◆ AIM
Retype each entry below, keeping every character the same.
— start EXTRACTED INFORMATION —
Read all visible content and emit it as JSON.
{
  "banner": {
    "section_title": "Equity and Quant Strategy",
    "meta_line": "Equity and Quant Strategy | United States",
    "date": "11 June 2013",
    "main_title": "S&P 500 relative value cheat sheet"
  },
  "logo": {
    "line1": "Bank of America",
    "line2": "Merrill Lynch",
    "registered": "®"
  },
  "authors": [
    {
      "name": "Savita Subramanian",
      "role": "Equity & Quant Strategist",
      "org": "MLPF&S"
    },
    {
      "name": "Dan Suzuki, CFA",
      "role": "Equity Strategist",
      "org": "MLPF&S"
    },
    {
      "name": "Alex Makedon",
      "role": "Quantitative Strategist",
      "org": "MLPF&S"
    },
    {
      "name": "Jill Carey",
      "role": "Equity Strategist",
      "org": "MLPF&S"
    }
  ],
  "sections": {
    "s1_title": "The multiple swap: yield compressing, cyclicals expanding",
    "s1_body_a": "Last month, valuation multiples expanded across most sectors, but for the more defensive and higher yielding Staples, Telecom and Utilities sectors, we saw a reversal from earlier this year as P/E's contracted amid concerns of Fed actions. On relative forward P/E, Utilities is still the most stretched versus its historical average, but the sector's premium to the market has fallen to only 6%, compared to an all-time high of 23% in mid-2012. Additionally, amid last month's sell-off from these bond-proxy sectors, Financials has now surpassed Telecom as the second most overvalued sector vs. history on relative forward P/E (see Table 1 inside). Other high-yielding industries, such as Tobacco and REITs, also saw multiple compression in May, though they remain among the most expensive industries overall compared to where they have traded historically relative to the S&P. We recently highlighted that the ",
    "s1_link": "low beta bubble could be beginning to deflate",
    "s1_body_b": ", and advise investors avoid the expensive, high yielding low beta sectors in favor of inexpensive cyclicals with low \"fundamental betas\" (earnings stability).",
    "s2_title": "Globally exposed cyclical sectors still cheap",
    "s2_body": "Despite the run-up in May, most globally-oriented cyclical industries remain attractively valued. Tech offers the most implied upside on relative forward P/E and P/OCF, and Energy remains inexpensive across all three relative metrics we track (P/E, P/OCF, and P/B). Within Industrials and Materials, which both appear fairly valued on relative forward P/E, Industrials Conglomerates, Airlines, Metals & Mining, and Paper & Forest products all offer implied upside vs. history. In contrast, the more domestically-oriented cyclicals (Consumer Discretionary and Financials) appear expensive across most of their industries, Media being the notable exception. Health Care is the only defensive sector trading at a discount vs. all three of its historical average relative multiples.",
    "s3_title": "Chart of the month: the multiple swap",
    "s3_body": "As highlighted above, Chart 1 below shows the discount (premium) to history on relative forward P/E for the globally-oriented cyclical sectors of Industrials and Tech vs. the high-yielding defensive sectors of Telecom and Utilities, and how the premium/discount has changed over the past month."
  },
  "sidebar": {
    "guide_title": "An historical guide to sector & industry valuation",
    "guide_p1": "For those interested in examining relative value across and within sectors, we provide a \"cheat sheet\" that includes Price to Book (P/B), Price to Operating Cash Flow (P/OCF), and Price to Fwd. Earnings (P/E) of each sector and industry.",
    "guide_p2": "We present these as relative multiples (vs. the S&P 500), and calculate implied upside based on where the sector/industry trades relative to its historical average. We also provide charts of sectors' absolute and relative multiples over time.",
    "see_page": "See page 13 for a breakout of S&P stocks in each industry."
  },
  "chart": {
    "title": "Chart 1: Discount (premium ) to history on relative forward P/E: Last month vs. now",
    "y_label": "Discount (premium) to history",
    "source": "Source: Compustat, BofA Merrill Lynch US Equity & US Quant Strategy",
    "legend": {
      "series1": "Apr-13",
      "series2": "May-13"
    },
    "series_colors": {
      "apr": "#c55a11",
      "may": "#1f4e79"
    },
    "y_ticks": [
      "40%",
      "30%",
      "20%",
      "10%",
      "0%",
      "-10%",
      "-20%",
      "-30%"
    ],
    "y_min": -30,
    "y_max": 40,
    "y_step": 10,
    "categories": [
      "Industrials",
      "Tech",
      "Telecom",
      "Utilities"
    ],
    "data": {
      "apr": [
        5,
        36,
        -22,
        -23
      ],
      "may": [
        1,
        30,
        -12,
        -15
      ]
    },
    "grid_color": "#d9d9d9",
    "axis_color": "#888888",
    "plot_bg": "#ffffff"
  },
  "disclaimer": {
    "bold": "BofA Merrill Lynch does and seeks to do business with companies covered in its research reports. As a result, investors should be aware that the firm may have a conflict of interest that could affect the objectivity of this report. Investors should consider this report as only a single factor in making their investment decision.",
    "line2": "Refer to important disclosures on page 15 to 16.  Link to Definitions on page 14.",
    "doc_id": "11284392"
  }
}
— end EXTRACTED INFORMATION —
◆ SOLUTION TO THE EXERCISE
Read all visible content and emit it as JSON.
{
  "banner": {
    "section_title": "Equity and Quant Strategy",
    "meta_line": "Equity and Quant Strategy | United States",
    "date": "11 June 2013",
    "main_title": "S&P 500 relative value cheat sheet"
  },
  "logo": {
    "line1": "Bank of America",
    "line2": "Merrill Lynch",
    "registered": "®"
  },
  "authors": [
    {
      "name": "Savita Subramanian",
      "role": "Equity & Quant Strategist",
      "org": "MLPF&S"
    },
    {
      "name": "Dan Suzuki, CFA",
      "role": "Equity Strategist",
      "org": "MLPF&S"
    },
    {
      "name": "Alex Makedon",
      "role": "Quantitative Strategist",
      "org": "MLPF&S"
    },
    {
      "name": "Jill Carey",
      "role": "Equity Strategist",
      "org": "MLPF&S"
    }
  ],
  "sections": {
    "s1_title": "The multiple swap: yield compressing, cyclicals expanding",
    "s1_body_a": "Last month, valuation multiples expanded across most sectors, but for the more defensive and higher yielding Staples, Telecom and Utilities sectors, we saw a reversal from earlier this year as P/E's contracted amid concerns of Fed actions. On relative forward P/E, Utilities is still the most stretched versus its historical average, but the sector's premium to the market has fallen to only 6%, compared to an all-time high of 23% in mid-2012. Additionally, amid last month's sell-off from these bond-proxy sectors, Financials has now surpassed Telecom as the second most overvalued sector vs. history on relative forward P/E (see Table 1 inside). Other high-yielding industries, such as Tobacco and REITs, also saw multiple compression in May, though they remain among the most expensive industries overall compared to where they have traded historically relative to the S&P. We recently highlighted that the ",
    "s1_link": "low beta bubble could be beginning to deflate",
    "s1_body_b": ", and advise investors avoid the expensive, high yielding low beta sectors in favor of inexpensive cyclicals with low \"fundamental betas\" (earnings stability).",
    "s2_title": "Globally exposed cyclical sectors still cheap",
    "s2_body": "Despite the run-up in May, most globally-oriented cyclical industries remain attractively valued. Tech offers the most implied upside on relative forward P/E and P/OCF, and Energy remains inexpensive across all three relative metrics we track (P/E, P/OCF, and P/B). Within Industrials and Materials, which both appear fairly valued on relative forward P/E, Industrials Conglomerates, Airlines, Metals & Mining, and Paper & Forest products all offer implied upside vs. history. In contrast, the more domestically-oriented cyclicals (Consumer Discretionary and Financials) appear expensive across most of their industries, Media being the notable exception. Health Care is the only defensive sector trading at a discount vs. all three of its historical average relative multiples.",
    "s3_title": "Chart of the month: the multiple swap",
    "s3_body": "As highlighted above, Chart 1 below shows the discount (premium) to history on relative forward P/E for the globally-oriented cyclical sectors of Industrials and Tech vs. the high-yielding defensive sectors of Telecom and Utilities, and how the premium/discount has changed over the past month."
  },
  "sidebar": {
    "guide_title": "An historical guide to sector & industry valuation",
    "guide_p1": "For those interested in examining relative value across and within sectors, we provide a \"cheat sheet\" that includes Price to Book (P/B), Price to Operating Cash Flow (P/OCF), and Price to Fwd. Earnings (P/E) of each sector and industry.",
    "guide_p2": "We present these as relative multiples (vs. the S&P 500), and calculate implied upside based on where the sector/industry trades relative to its historical average. We also provide charts of sectors' absolute and relative multiples over time.",
    "see_page": "See page 13 for a breakout of S&P stocks in each industry."
  },
  "chart": {
    "title": "Chart 1: Discount (premium ) to history on relative forward P/E: Last month vs. now",
    "y_label": "Discount (premium) to history",
    "source": "Source: Compustat, BofA Merrill Lynch US Equity & US Quant Strategy",
    "legend": {
      "series1": "Apr-13",
      "series2": "May-13"
    },
    "series_colors": {
      "apr": "#c55a11",
      "may": "#1f4e79"
    },
    "y_ticks": [
      "40%",
      "30%",
      "20%",
      "10%",
      "0%",
      "-10%",
      "-20%",
      "-30%"
    ],
    "y_min": -30,
    "y_max": 40,
    "y_step": 10,
    "categories": [
      "Industrials",
      "Tech",
      "Telecom",
      "Utilities"
    ],
    "data": {
      "apr": [
        5,
        36,
        -22,
        -23
      ],
      "may": [
        1,
        30,
        -12,
        -15
      ]
    },
    "grid_color": "#d9d9d9",
    "axis_color": "#888888",
    "plot_bg": "#ffffff"
  },
  "disclaimer": {
    "bold": "BofA Merrill Lynch does and seeks to do business with companies covered in its research reports. As a result, investors should be aware that the firm may have a conflict of interest that could affect the objectivity of this report. Investors should consider this report as only a single factor in making their investment decision.",
    "line2": "Refer to important disclosures on page 15 to 16.  Link to Definitions on page 14.",
    "doc_id": "11284392"
  }
}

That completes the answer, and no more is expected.